In the material below, the lines containing the word "заявителем" are required; copy each of them.

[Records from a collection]

-------------------------

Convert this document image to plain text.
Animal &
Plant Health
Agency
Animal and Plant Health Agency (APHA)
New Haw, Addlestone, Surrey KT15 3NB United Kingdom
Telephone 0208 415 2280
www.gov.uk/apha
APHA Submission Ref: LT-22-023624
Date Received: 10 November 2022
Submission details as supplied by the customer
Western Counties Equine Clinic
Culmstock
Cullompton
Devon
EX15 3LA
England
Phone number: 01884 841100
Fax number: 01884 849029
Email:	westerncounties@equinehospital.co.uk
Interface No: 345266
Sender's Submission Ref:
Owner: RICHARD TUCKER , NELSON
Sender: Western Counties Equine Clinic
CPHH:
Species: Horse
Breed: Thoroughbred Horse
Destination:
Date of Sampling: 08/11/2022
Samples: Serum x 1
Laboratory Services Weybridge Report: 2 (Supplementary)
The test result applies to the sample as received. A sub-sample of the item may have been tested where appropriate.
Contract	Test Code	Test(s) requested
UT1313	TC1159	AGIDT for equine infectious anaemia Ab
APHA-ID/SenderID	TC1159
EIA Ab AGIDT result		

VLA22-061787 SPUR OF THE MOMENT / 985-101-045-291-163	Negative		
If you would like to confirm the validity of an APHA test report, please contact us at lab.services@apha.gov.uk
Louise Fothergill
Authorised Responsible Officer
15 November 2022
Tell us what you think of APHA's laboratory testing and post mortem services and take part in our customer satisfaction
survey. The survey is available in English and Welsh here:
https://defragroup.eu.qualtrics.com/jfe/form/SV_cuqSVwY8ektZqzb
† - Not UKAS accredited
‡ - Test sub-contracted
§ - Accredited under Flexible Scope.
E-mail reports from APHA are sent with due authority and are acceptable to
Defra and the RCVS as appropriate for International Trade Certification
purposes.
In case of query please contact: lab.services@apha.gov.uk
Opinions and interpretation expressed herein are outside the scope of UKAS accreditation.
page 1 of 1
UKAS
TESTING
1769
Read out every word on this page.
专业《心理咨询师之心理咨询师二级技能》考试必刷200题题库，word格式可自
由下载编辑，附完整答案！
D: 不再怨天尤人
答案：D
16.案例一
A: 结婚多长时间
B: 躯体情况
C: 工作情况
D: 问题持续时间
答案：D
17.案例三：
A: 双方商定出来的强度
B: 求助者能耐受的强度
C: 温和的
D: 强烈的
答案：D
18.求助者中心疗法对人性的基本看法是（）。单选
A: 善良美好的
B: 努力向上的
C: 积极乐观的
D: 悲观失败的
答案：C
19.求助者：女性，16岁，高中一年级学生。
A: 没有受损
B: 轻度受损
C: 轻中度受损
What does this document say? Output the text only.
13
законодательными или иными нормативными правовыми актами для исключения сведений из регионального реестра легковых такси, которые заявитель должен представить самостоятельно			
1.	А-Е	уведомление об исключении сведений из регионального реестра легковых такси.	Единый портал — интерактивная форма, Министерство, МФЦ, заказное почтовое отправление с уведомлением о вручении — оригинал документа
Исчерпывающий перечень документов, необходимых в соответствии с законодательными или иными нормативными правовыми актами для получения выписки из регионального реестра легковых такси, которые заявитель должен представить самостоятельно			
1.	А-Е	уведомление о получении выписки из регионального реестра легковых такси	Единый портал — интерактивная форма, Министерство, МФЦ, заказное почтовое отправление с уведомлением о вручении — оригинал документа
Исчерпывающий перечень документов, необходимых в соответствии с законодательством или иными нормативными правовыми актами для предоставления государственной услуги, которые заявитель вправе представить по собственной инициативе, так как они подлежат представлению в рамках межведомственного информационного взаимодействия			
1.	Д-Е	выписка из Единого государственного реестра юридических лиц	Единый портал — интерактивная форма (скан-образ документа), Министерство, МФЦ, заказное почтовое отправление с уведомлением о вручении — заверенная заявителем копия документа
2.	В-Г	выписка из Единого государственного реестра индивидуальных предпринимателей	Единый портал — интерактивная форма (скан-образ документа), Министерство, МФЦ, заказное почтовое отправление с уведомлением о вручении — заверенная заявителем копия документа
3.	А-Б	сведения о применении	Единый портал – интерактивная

-------------------------

(RESPONSE):
1.	Д-Е	выписка из Единого государственного реестра юридических лиц	Единый портал — интерактивная форма (скан-образ документа), Министерство, МФЦ, заказное почтовое отправление с уведомлением о вручении — заверенная заявителем копия документа
2.	В-Г	выписка из Единого государственного реестра индивидуальных предпринимателей	Единый портал — интерактивная форма (скан-образ документа), Министерство, МФЦ, заказное почтовое отправление с уведомлением о вручении — заверенная заявителем копия документа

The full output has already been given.